#### Exercise brief:
Extract from the listing each line in which the word "Lifted" appears.

━━━━━━━━━━━━━━━━

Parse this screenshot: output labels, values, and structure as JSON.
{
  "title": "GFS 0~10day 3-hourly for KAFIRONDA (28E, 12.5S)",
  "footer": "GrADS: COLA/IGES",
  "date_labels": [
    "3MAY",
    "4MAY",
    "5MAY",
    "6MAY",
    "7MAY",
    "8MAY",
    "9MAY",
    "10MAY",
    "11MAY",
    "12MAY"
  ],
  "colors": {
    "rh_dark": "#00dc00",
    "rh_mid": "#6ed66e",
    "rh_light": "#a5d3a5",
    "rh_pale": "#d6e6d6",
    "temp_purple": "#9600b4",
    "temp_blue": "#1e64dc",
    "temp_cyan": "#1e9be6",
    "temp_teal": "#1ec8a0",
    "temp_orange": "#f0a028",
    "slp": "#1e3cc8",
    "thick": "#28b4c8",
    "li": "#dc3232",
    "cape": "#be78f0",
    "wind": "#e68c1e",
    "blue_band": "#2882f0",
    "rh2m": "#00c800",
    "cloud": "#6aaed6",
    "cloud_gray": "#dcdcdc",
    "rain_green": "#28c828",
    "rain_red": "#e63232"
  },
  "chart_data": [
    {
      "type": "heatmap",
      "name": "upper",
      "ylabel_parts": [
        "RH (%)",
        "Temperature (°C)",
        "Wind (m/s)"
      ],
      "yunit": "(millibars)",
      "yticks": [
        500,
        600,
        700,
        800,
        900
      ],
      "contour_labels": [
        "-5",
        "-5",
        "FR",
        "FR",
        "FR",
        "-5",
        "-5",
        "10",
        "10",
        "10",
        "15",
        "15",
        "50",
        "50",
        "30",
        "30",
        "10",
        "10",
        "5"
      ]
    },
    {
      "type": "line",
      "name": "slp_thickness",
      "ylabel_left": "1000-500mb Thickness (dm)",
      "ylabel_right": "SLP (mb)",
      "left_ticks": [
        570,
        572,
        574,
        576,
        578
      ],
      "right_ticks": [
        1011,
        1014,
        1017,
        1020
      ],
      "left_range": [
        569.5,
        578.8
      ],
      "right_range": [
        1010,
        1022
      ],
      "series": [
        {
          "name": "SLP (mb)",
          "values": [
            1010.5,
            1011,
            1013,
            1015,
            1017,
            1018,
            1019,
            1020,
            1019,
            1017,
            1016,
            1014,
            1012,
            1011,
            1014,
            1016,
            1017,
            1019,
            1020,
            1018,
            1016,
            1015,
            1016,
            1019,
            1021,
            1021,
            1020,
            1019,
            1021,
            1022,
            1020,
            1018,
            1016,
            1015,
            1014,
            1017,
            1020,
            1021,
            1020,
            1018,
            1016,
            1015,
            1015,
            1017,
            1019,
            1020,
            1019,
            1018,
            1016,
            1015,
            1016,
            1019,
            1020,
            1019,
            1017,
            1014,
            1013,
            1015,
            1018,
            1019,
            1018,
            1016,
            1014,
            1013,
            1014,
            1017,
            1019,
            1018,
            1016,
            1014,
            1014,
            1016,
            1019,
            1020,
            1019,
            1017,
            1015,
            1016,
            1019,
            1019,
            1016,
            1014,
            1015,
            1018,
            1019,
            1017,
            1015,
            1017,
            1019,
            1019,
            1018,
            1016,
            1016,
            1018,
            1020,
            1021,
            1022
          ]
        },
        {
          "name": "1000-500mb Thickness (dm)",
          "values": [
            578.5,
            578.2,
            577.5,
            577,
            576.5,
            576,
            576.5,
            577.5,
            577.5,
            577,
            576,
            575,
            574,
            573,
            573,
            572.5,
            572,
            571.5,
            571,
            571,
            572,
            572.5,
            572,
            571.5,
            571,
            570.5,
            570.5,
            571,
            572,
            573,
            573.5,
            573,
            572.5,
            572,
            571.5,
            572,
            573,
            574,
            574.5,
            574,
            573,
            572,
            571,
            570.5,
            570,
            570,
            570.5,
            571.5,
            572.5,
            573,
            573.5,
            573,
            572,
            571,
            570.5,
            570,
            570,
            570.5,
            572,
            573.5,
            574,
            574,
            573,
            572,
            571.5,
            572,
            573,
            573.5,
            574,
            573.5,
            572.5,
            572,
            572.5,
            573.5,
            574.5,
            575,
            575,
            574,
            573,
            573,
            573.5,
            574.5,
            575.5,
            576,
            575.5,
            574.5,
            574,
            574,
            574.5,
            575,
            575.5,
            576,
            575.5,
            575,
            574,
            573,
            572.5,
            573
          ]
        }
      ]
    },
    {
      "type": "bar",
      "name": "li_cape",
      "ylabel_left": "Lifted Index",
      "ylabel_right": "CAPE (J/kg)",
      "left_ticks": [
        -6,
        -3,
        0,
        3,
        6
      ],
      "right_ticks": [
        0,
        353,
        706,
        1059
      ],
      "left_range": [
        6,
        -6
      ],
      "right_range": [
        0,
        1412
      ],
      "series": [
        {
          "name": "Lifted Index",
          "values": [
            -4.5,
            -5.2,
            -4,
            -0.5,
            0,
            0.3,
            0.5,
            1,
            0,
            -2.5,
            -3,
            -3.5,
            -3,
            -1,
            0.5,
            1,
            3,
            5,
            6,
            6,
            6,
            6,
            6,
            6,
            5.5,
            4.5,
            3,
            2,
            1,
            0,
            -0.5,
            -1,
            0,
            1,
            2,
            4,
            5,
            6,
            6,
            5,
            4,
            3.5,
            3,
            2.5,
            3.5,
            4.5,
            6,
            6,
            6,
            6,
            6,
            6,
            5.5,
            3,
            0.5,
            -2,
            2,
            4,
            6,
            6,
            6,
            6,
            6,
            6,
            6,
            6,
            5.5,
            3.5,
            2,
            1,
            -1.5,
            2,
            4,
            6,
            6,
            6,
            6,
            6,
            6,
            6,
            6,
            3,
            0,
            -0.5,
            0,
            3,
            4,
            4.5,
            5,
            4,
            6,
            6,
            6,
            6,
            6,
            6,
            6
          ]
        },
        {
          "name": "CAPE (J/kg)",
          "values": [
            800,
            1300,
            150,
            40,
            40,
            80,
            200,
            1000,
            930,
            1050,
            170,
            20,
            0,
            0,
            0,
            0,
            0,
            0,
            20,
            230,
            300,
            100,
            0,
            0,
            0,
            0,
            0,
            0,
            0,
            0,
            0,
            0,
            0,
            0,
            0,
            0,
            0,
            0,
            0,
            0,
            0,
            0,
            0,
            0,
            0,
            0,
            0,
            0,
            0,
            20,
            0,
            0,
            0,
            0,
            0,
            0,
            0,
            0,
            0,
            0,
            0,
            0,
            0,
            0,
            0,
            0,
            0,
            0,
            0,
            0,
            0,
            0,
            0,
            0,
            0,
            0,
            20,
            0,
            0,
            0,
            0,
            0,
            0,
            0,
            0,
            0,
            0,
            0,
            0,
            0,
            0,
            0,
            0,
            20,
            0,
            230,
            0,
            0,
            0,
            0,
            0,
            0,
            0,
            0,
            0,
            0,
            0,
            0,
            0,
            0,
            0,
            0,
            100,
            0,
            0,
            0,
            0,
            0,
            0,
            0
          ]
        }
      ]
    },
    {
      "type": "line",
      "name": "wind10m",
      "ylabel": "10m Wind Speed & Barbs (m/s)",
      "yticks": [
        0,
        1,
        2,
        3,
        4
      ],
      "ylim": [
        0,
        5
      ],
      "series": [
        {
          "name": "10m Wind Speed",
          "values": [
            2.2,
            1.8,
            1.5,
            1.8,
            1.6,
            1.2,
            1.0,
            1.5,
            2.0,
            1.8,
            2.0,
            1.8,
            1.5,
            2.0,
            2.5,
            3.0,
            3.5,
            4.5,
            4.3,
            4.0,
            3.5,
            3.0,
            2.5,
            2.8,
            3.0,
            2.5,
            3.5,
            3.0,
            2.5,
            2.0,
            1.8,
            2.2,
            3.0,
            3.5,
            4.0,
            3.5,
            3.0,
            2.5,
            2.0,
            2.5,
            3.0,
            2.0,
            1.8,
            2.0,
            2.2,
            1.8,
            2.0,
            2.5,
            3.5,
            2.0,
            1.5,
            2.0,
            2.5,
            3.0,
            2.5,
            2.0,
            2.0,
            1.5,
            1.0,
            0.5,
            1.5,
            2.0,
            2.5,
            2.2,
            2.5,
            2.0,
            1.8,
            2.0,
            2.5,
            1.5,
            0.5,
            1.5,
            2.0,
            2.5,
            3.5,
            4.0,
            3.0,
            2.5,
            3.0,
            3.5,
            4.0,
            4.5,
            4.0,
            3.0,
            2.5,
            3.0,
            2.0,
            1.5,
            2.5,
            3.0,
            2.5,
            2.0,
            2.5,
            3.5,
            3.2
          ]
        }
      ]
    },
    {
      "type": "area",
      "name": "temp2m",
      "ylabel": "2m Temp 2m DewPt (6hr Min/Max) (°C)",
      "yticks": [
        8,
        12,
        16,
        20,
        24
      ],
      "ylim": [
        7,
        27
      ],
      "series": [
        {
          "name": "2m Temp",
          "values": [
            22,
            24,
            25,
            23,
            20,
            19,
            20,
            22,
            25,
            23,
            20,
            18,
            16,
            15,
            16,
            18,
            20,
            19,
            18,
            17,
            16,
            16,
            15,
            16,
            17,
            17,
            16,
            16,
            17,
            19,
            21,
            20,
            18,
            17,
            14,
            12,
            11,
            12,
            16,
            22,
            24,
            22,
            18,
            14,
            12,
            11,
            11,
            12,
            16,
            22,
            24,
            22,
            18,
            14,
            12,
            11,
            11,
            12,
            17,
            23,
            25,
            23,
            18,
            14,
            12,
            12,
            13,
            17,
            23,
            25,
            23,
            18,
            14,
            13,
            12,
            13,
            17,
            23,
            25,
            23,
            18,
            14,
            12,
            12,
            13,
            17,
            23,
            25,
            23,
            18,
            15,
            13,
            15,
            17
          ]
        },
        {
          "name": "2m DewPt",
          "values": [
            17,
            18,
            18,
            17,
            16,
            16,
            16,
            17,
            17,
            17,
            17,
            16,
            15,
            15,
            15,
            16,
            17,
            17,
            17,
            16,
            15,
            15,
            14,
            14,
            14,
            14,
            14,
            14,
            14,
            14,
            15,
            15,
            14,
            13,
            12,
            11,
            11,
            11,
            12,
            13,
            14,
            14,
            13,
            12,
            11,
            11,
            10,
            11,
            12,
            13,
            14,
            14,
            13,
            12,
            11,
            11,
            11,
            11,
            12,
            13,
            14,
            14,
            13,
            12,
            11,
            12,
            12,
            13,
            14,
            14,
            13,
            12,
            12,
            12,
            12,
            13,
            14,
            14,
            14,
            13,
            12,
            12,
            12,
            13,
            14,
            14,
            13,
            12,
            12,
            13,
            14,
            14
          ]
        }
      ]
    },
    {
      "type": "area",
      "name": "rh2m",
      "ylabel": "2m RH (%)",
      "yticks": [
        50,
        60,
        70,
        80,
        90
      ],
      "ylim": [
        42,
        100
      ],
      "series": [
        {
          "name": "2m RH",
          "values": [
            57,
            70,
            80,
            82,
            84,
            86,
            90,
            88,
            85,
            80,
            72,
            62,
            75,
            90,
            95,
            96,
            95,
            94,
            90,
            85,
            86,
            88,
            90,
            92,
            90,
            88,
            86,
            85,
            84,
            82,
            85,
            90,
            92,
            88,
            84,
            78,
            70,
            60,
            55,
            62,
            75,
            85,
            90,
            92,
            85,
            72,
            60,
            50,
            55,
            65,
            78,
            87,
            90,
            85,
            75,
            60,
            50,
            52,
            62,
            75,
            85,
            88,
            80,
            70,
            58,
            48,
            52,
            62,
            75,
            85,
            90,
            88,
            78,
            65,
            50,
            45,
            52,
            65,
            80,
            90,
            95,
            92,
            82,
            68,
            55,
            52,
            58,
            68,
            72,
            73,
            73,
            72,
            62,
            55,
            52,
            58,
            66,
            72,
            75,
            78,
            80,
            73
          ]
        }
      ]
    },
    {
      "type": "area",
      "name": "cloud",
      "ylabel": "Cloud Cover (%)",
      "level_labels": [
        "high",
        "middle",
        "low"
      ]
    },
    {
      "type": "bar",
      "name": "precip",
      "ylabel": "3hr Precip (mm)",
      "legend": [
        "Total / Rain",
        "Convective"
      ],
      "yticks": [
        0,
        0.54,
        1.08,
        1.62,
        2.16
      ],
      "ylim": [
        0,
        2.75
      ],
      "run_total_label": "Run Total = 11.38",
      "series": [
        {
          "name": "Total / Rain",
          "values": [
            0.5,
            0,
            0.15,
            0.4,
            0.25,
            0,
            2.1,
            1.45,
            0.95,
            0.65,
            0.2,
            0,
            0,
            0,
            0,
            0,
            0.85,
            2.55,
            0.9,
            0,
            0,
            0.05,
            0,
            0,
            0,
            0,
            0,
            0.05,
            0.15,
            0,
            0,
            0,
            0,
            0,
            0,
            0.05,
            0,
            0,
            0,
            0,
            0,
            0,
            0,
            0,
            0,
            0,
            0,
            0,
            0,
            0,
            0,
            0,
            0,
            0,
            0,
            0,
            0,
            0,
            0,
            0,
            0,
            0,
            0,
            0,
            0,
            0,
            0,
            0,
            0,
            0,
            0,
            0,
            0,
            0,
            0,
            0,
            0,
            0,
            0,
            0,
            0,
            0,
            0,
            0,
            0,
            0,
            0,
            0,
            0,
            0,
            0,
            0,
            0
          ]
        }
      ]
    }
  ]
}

━━━━━━━━━━━━━━━━

#### The completed task:
      "ylabel_left": "Lifted Index",
          "name": "Lifted Index",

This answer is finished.